**SOURCE PASSAGE:**
-- BEGIN --

We pulled out onto the water just after dawn. Despite rain overnight the sky was clearing, the air perfect, fresh spray from the barrage misting on our skin. We moved off downstream, picking up speed on the open water. Started to plane, our wake stretching back in a long narrow V until it touched the banks hundreds on metres behind.
Swept around the first major bend, past a creek emptying fresh, tea-coloured flooplain water into the muddy river. And came to a sudden grinding halt. We had hit mud.
Revved the engine violently a few times to no avail. Found the "oars" and they were tiny and useless, one-hand jobs that you had to lean halfway out of the boat to use. We were stuck, and the boat was heavy, very heavy.
3 large, powerful boats with fishing guides and their clients came sweeping around the bend. And kept on going, past us. One signalled that the deep water was well over to the left. Thanks, that's a lot of help.
A croc, about 14 foot long (which is about 7 foot beyond "maneater" status for the uninitiated) surfaced in the mouth of the creek, looked us over, and powered through the water towards us. About 10 metres away he turned and took up a position where he could watch us, Crocs are opportunistic feeders; one of us might crack and try to wade to the shore and he'd be in business.
Another guide boat roared around the corner. He was also going to ignore us, however he didn't go wide enough and rammed into the mud, scaring the croc underwater. He revved hard sending a useless stream of mud into the air. Imagine how the prize cock would have felt; in front of his clients he was blatantly going to ignore us, only to hit mud himself - a supposed expert on the river!
Twice the cock, because the next guide boat to round the bend came to his rescue. And then to ours. He lobbed us a fishing line, we attached it to our anchor rope, and he'd hauled us off in moments.
Darren of Darren's fishing safaris. Karma may well exist, because he and his crew caught 14 fish that day. Later I found out that most of his clients go back year after year, and they come from around Australia and the world, so he must do something right.

-- END --

**DATASET EXCERPT:**
-- BEGIN --

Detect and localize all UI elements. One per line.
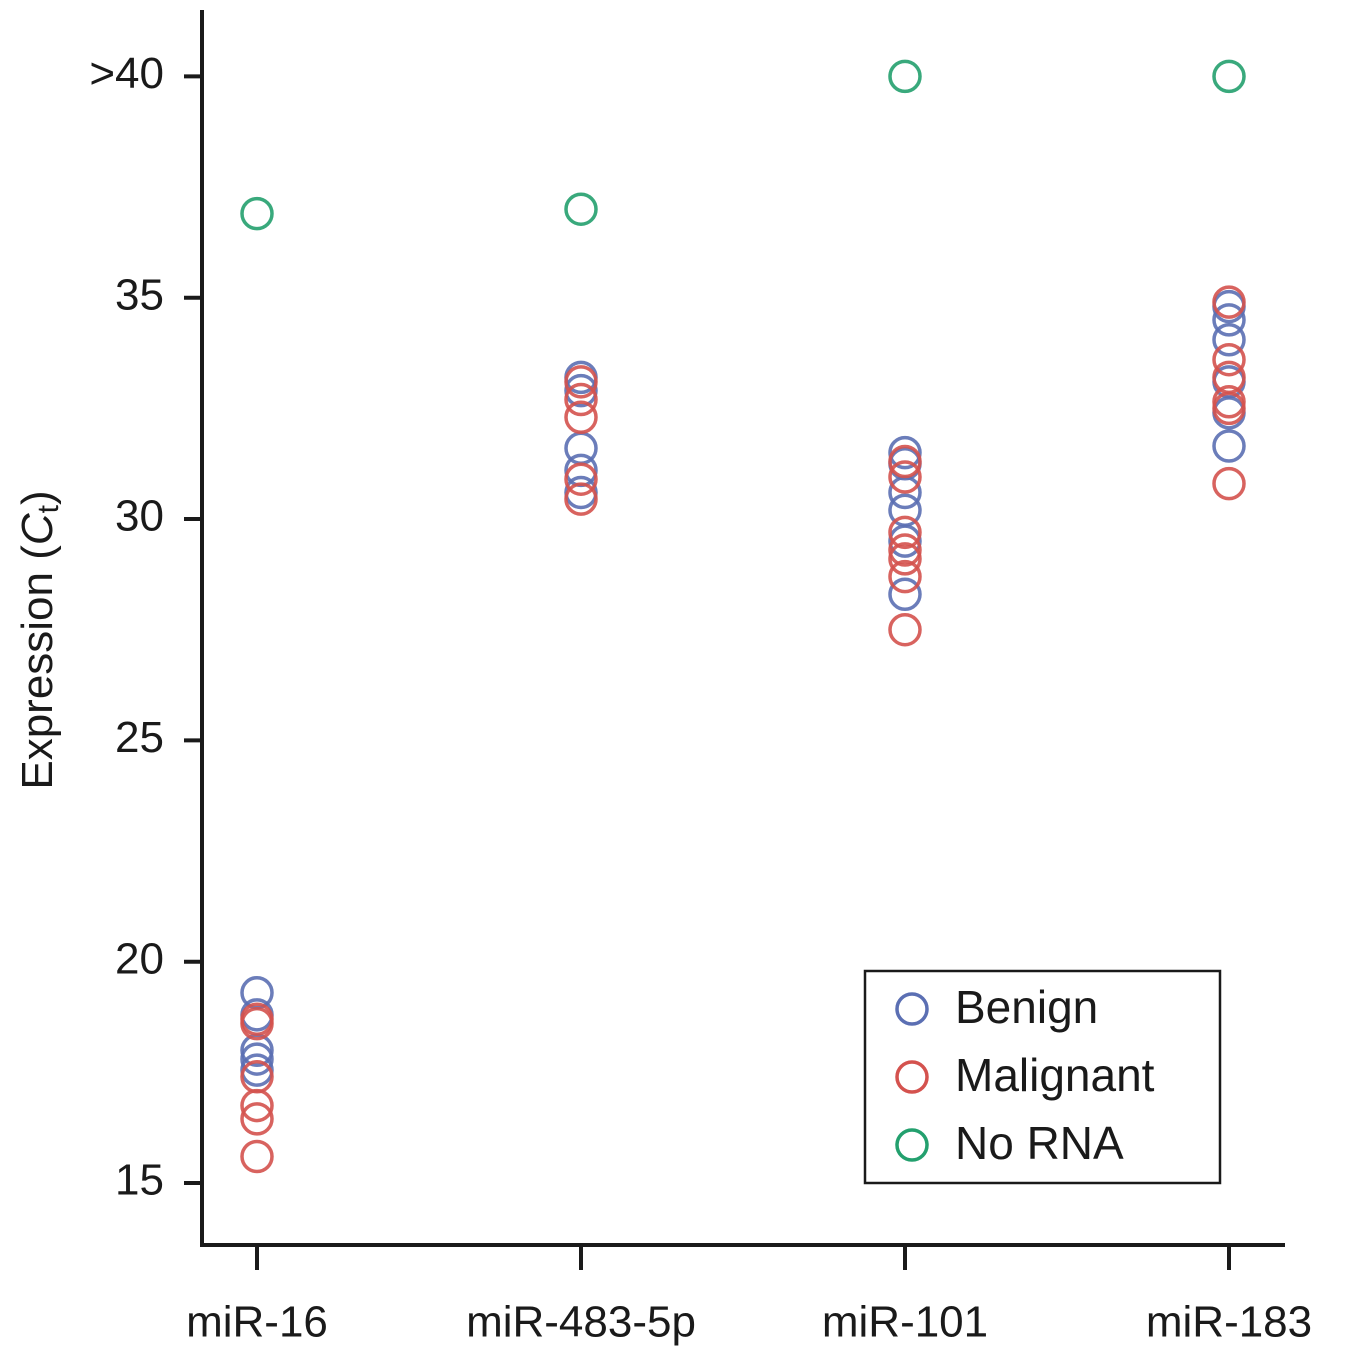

-- END --

**PROBLEMS AND TASKS:**
a: In the river account, how many fish did Darren and his crew catch that day?
b: From the river account, extract the passage starting with "3 large, powerful" and going on through "lot of help.".
The lines after the river account are separate material.

**REPLIES:**
a: They caught 14 fish.

b:
3 large, powerful boats with fishing guides and their clients came sweeping around the bend. And kept on going, past us. One signalled that the deep water was well over to the left. Thanks, that's a lot of help.